____ PROVIDED ENTRIES
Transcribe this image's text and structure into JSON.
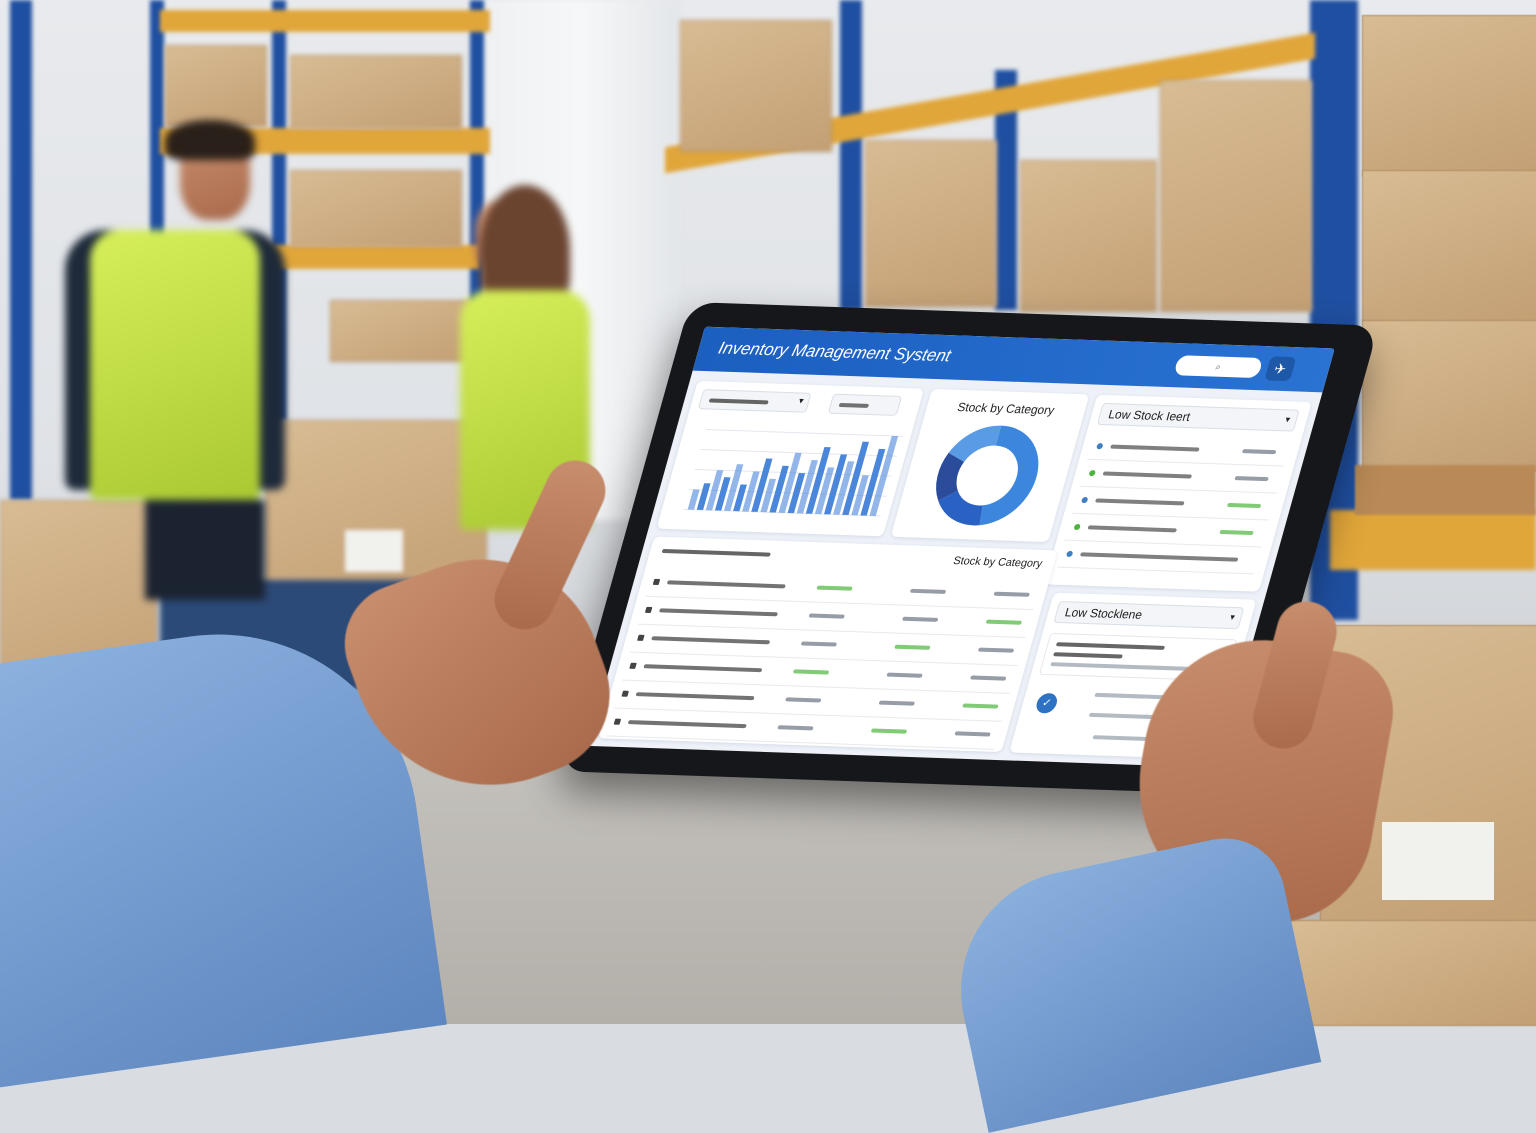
{
  "scene": {
    "colors": {
      "shelf_post": "#1f4fa0",
      "shelf_beam": "#e1a63a",
      "vest": "#c9e34a",
      "shirt": "#7ea6d8"
    }
  },
  "tablet": {
    "header": {
      "title": "Inventory Management Systent",
      "search_icon": "search-icon",
      "action_icon": "airplane-icon",
      "color": "#1f64c4"
    },
    "filters": {
      "dropdown_icon": "chevron-down-icon"
    },
    "stock_by_category": {
      "title": "Stock by Category",
      "accent": "#3c82dc"
    },
    "low_stock_alert": {
      "title": "Low Stock Ieert",
      "rows": 5
    },
    "low_stock_panel": {
      "title": "Low Stocklene",
      "badge_icon": "check-icon"
    },
    "stock_table": {
      "right_heading": "Stock by Category",
      "rows": 6,
      "positive_color": "#4cb33c"
    }
  },
  "chart_data": [
    {
      "type": "bar",
      "values": [
        3,
        4,
        6,
        5,
        7,
        4,
        6,
        8,
        5,
        7,
        9,
        6,
        8,
        10,
        7,
        9,
        8,
        11,
        6,
        10,
        12
      ],
      "color": "#4a86da"
    },
    {
      "type": "pie",
      "title": "Stock by Category",
      "values": [
        48,
        18,
        16,
        18
      ],
      "colors": [
        "#3c86de",
        "#2a62c4",
        "#2a4c9a",
        "#5a9be6"
      ]
    }
  ]
}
________
CHALLENGE: Every line in the data that holds "title" should be copied out.

ANSWER FOR THE TASK:
      "title": "Inventory Management Systent",
      "title": "Stock by Category",
      "title": "Low Stock Ieert",
      "title": "Low Stocklene",
      "title": "Stock by Category",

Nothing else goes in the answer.